• _Required task A_
When was the mailing-list reply on speeding up a logical replica setup sent, according to its header?

Re: speed up a logical replica setup

From: "Euler Taveira" <euler(at)eulerto(dot)com>
To: "vignesh C" <vignesh21(at)gmail(dot)com>
Cc: "kuroda(dot)hayato(at)fujitsu(dot)com" <kuroda(dot)hayato(at)fujitsu(dot)com>, Fabrízio de Royes Mello <fabriziomello(at)gmail(dot)com>, "pgsql-hackers(at)lists(dot)postgresql(dot)org" <pgsql-hackers(at)lists(dot)postgresql(dot)org>, "Michael Paquier" <michael(at)paquier(dot)xyz>, "Peter Eisentraut" <peter(at)eisentraut(dot)org>, "Andres Freund" <andres(at)anarazel(dot)de>, "Ashutosh Bapat" <ashutosh(dot)bapat(dot)oss(at)gmail(dot)com>, "Amit Kapila" <amit(dot)kapila16(at)gmail(dot)com>, "Shlok Kyal" <shlok(dot)kyal(dot)oss(at)gmail(dot)com>
Subject: Re: speed up a logical replica setup
Date: 2024-02-14 03:26:59
Message-ID: 89ccf72b-59f9-4317-b9fd-1e6d20a0c3b1@app.fastmail.com
Views: Raw Message | Whole Thread | Download mbox | Resend email
Thread:
Lists: pgsql-hackers

On Fri, Feb 9, 2024, at 3:27 AM, vignesh C wrote:
> On Wed, 7 Feb 2024 at 10:24, Euler Taveira <euler(at)eulerto(dot)com> wrote:
> >
> > On Fri, Feb 2, 2024, at 6:41 AM, Hayato Kuroda (Fujitsu) wrote:
> >
> > Thanks for updating the patch!
>
> Thanks for the updated patch, few comments:
> Few comments:
> 1) Cleanup function handler flag should be reset, i.e.

• _Required task B_
Copy from the listing the lines between the one containing "website note [101, 481, 523, 522]" and the one containing "circle: analyse: ANALYSE [503, 374, 608, 404]", inclusive.

• _Extracted records_
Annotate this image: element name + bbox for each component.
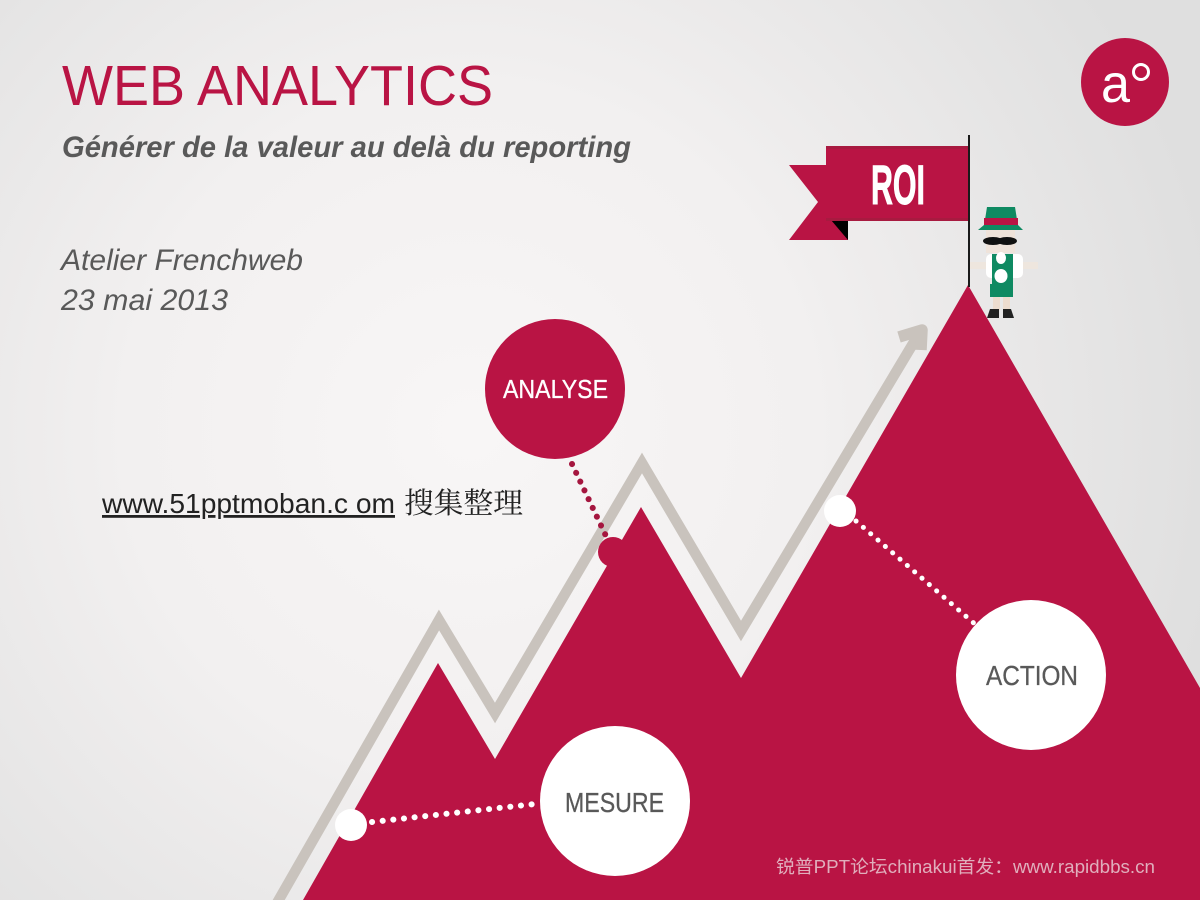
website note [101, 481, 523, 522]
event and date [59, 244, 303, 317]
circle: mesure: MESURE [565, 787, 664, 818]
mountains [303, 285, 1200, 900]
node: action [824, 495, 856, 527]
circle: analyse: ANALYSE [503, 374, 608, 404]
connector: analyse [572, 464, 606, 536]
flag pole [968, 135, 970, 287]
flag label: ROI [871, 153, 925, 216]
circle: action [956, 600, 1106, 750]
title: WEB ANALYTICS [62, 54, 493, 118]
website note: 搜集整理 [404, 481, 523, 522]
logo [1081, 38, 1169, 126]
logo: a [1101, 54, 1131, 114]
circle: action: ACTION [986, 660, 1078, 691]
website note: www.51pptmoban.c om [101, 488, 395, 519]
flag [789, 146, 969, 240]
connector: action [856, 521, 976, 625]
connector: mesure [372, 804, 535, 822]
footer credit: 锐普PPT论坛chinakui首发：www.rapidbbs.cn [776, 857, 1155, 877]
icon: hiker character [970, 207, 1038, 318]
circle: mesure [540, 726, 690, 876]
arrow: growth path [277, 330, 922, 900]
circle: analyse [485, 319, 625, 459]
event and date: 23 mai 2013 [60, 284, 228, 317]
node: mesure [335, 809, 367, 841]
event and date: Atelier Frenchweb [59, 244, 303, 277]
node: analyse [598, 537, 628, 567]
subtitle: Générer de la valeur au delà du reporting [62, 131, 631, 164]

• _Task solution A_
2024-02-14 03:26:59

• _Task solution B_
website note [101, 481, 523, 522]
event and date [59, 244, 303, 317]
circle: mesure: MESURE [565, 787, 664, 818]
mountains [303, 285, 1200, 900]
node: action [824, 495, 856, 527]
circle: analyse: ANALYSE [503, 374, 608, 404]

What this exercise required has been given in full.